Exercise brief: Copy out all of the material exactly as presented.

<<<<

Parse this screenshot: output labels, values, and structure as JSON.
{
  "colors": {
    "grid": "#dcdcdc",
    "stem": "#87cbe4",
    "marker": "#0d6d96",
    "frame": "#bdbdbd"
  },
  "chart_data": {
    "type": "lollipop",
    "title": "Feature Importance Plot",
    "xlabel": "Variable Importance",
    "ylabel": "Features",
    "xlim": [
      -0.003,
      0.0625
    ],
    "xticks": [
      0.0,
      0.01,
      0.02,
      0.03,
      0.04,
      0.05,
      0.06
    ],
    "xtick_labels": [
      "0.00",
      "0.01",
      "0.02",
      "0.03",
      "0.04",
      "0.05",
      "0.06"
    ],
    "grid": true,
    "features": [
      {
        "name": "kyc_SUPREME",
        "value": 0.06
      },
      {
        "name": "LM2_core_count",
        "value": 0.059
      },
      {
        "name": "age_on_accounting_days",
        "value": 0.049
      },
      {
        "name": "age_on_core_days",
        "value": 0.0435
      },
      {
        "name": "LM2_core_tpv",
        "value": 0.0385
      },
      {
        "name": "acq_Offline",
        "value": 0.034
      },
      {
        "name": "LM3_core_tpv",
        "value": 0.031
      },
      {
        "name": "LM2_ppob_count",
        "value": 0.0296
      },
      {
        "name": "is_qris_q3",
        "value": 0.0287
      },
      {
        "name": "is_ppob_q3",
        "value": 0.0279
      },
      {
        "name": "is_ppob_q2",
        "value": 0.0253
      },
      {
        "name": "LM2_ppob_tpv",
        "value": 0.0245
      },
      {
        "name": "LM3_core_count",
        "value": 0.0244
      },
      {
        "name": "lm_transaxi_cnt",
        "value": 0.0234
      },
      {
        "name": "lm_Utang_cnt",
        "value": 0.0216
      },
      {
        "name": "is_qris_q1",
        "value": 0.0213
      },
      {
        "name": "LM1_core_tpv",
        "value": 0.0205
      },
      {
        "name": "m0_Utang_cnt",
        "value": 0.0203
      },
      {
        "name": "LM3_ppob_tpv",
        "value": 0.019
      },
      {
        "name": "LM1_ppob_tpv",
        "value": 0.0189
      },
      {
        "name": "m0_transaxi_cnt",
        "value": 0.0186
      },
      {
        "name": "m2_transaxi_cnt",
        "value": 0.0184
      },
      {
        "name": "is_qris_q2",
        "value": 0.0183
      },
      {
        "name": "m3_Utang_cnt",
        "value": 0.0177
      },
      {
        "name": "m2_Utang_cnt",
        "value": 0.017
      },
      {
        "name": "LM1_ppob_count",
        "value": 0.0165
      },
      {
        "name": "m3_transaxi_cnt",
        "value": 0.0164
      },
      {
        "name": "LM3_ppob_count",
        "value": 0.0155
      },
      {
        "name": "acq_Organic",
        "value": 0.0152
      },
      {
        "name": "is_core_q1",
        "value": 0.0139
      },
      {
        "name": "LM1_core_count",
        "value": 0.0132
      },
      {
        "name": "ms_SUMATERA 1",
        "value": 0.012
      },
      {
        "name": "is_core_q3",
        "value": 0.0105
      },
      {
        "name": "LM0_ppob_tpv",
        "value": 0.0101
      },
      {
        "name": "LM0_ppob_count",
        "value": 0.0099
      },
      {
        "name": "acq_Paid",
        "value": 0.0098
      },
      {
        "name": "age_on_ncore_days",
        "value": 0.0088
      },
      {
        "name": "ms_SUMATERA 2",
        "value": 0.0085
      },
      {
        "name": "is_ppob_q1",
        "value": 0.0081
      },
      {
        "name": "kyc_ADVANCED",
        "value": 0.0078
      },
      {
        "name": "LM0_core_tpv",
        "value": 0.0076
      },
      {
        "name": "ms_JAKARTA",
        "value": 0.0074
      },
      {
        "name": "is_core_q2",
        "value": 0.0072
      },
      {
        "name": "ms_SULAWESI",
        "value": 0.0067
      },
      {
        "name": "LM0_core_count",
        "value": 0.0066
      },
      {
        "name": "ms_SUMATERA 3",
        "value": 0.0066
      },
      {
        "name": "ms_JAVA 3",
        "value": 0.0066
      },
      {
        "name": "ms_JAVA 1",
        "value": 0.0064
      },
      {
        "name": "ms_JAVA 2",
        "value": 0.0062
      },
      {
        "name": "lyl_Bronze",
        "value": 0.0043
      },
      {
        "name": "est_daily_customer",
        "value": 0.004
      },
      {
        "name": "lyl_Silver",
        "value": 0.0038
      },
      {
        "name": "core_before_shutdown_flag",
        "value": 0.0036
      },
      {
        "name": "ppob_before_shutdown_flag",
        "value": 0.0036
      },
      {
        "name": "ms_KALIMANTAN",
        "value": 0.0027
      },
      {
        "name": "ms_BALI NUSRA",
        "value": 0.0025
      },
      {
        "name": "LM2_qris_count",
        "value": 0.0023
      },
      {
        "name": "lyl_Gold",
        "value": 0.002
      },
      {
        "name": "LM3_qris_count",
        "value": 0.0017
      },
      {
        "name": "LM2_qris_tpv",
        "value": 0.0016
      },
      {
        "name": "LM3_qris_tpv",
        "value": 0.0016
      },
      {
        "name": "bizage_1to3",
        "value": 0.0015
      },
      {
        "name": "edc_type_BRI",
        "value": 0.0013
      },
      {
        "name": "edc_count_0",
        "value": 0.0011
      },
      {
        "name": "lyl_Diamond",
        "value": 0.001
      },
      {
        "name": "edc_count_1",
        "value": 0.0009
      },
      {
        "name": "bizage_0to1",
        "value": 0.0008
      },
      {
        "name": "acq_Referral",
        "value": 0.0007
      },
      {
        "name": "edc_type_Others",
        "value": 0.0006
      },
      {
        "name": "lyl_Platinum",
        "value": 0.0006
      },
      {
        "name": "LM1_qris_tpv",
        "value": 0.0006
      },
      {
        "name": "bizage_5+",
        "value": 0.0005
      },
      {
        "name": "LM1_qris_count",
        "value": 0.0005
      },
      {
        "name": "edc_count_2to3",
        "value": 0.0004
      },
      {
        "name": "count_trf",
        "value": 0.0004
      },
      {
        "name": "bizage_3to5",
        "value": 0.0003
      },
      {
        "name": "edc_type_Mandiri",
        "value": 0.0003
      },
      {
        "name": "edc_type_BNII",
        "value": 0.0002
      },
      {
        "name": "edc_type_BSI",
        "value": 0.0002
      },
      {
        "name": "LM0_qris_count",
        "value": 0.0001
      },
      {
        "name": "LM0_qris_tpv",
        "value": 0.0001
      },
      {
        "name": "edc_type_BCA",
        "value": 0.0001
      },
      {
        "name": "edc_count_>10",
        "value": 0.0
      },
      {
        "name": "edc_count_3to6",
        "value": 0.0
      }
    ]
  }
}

>>>>

The reply:
Parse this screenshot: output labels, values, and structure as JSON.
{
  "colors": {
    "grid": "#dcdcdc",
    "stem": "#87cbe4",
    "marker": "#0d6d96",
    "frame": "#bdbdbd"
  },
  "chart_data": {
    "type": "lollipop",
    "title": "Feature Importance Plot",
    "xlabel": "Variable Importance",
    "ylabel": "Features",
    "xlim": [
      -0.003,
      0.0625
    ],
    "xticks": [
      0.0,
      0.01,
      0.02,
      0.03,
      0.04,
      0.05,
      0.06
    ],
    "xtick_labels": [
      "0.00",
      "0.01",
      "0.02",
      "0.03",
      "0.04",
      "0.05",
      "0.06"
    ],
    "grid": true,
    "features": [
      {
        "name": "kyc_SUPREME",
        "value": 0.06
      },
      {
        "name": "LM2_core_count",
        "value": 0.059
      },
      {
        "name": "age_on_accounting_days",
        "value": 0.049
      },
      {
        "name": "age_on_core_days",
        "value": 0.0435
      },
      {
        "name": "LM2_core_tpv",
        "value": 0.0385
      },
      {
        "name": "acq_Offline",
        "value": 0.034
      },
      {
        "name": "LM3_core_tpv",
        "value": 0.031
      },
      {
        "name": "LM2_ppob_count",
        "value": 0.0296
      },
      {
        "name": "is_qris_q3",
        "value": 0.0287
      },
      {
        "name": "is_ppob_q3",
        "value": 0.0279
      },
      {
        "name": "is_ppob_q2",
        "value": 0.0253
      },
      {
        "name": "LM2_ppob_tpv",
        "value": 0.0245
      },
      {
        "name": "LM3_core_count",
        "value": 0.0244
      },
      {
        "name": "lm_transaxi_cnt",
        "value": 0.0234
      },
      {
        "name": "lm_Utang_cnt",
        "value": 0.0216
      },
      {
        "name": "is_qris_q1",
        "value": 0.0213
      },
      {
        "name": "LM1_core_tpv",
        "value": 0.0205
      },
      {
        "name": "m0_Utang_cnt",
        "value": 0.0203
      },
      {
        "name": "LM3_ppob_tpv",
        "value": 0.019
      },
      {
        "name": "LM1_ppob_tpv",
        "value": 0.0189
      },
      {
        "name": "m0_transaxi_cnt",
        "value": 0.0186
      },
      {
        "name": "m2_transaxi_cnt",
        "value": 0.0184
      },
      {
        "name": "is_qris_q2",
        "value": 0.0183
      },
      {
        "name": "m3_Utang_cnt",
        "value": 0.0177
      },
      {
        "name": "m2_Utang_cnt",
        "value": 0.017
      },
      {
        "name": "LM1_ppob_count",
        "value": 0.0165
      },
      {
        "name": "m3_transaxi_cnt",
        "value": 0.0164
      },
      {
        "name": "LM3_ppob_count",
        "value": 0.0155
      },
      {
        "name": "acq_Organic",
        "value": 0.0152
      },
      {
        "name": "is_core_q1",
        "value": 0.0139
      },
      {
        "name": "LM1_core_count",
        "value": 0.0132
      },
      {
        "name": "ms_SUMATERA 1",
        "value": 0.012
      },
      {
        "name": "is_core_q3",
        "value": 0.0105
      },
      {
        "name": "LM0_ppob_tpv",
        "value": 0.0101
      },
      {
        "name": "LM0_ppob_count",
        "value": 0.0099
      },
      {
        "name": "acq_Paid",
        "value": 0.0098
      },
      {
        "name": "age_on_ncore_days",
        "value": 0.0088
      },
      {
        "name": "ms_SUMATERA 2",
        "value": 0.0085
      },
      {
        "name": "is_ppob_q1",
        "value": 0.0081
      },
      {
        "name": "kyc_ADVANCED",
        "value": 0.0078
      },
      {
        "name": "LM0_core_tpv",
        "value": 0.0076
      },
      {
        "name": "ms_JAKARTA",
        "value": 0.0074
      },
      {
        "name": "is_core_q2",
        "value": 0.0072
      },
      {
        "name": "ms_SULAWESI",
        "value": 0.0067
      },
      {
        "name": "LM0_core_count",
        "value": 0.0066
      },
      {
        "name": "ms_SUMATERA 3",
        "value": 0.0066
      },
      {
        "name": "ms_JAVA 3",
        "value": 0.0066
      },
      {
        "name": "ms_JAVA 1",
        "value": 0.0064
      },
      {
        "name": "ms_JAVA 2",
        "value": 0.0062
      },
      {
        "name": "lyl_Bronze",
        "value": 0.0043
      },
      {
        "name": "est_daily_customer",
        "value": 0.004
      },
      {
        "name": "lyl_Silver",
        "value": 0.0038
      },
      {
        "name": "core_before_shutdown_flag",
        "value": 0.0036
      },
      {
        "name": "ppob_before_shutdown_flag",
        "value": 0.0036
      },
      {
        "name": "ms_KALIMANTAN",
        "value": 0.0027
      },
      {
        "name": "ms_BALI NUSRA",
        "value": 0.0025
      },
      {
        "name": "LM2_qris_count",
        "value": 0.0023
      },
      {
        "name": "lyl_Gold",
        "value": 0.002
      },
      {
        "name": "LM3_qris_count",
        "value": 0.0017
      },
      {
        "name": "LM2_qris_tpv",
        "value": 0.0016
      },
      {
        "name": "LM3_qris_tpv",
        "value": 0.0016
      },
      {
        "name": "bizage_1to3",
        "value": 0.0015
      },
      {
        "name": "edc_type_BRI",
        "value": 0.0013
      },
      {
        "name": "edc_count_0",
        "value": 0.0011
      },
      {
        "name": "lyl_Diamond",
        "value": 0.001
      },
      {
        "name": "edc_count_1",
        "value": 0.0009
      },
      {
        "name": "bizage_0to1",
        "value": 0.0008
      },
      {
        "name": "acq_Referral",
        "value": 0.0007
      },
      {
        "name": "edc_type_Others",
        "value": 0.0006
      },
      {
        "name": "lyl_Platinum",
        "value": 0.0006
      },
      {
        "name": "LM1_qris_tpv",
        "value": 0.0006
      },
      {
        "name": "bizage_5+",
        "value": 0.0005
      },
      {
        "name": "LM1_qris_count",
        "value": 0.0005
      },
      {
        "name": "edc_count_2to3",
        "value": 0.0004
      },
      {
        "name": "count_trf",
        "value": 0.0004
      },
      {
        "name": "bizage_3to5",
        "value": 0.0003
      },
      {
        "name": "edc_type_Mandiri",
        "value": 0.0003
      },
      {
        "name": "edc_type_BNII",
        "value": 0.0002
      },
      {
        "name": "edc_type_BSI",
        "value": 0.0002
      },
      {
        "name": "LM0_qris_count",
        "value": 0.0001
      },
      {
        "name": "LM0_qris_tpv",
        "value": 0.0001
      },
      {
        "name": "edc_type_BCA",
        "value": 0.0001
      },
      {
        "name": "edc_count_>10",
        "value": 0.0
      },
      {
        "name": "edc_count_3to6",
        "value": 0.0
      }
    ]
  }
}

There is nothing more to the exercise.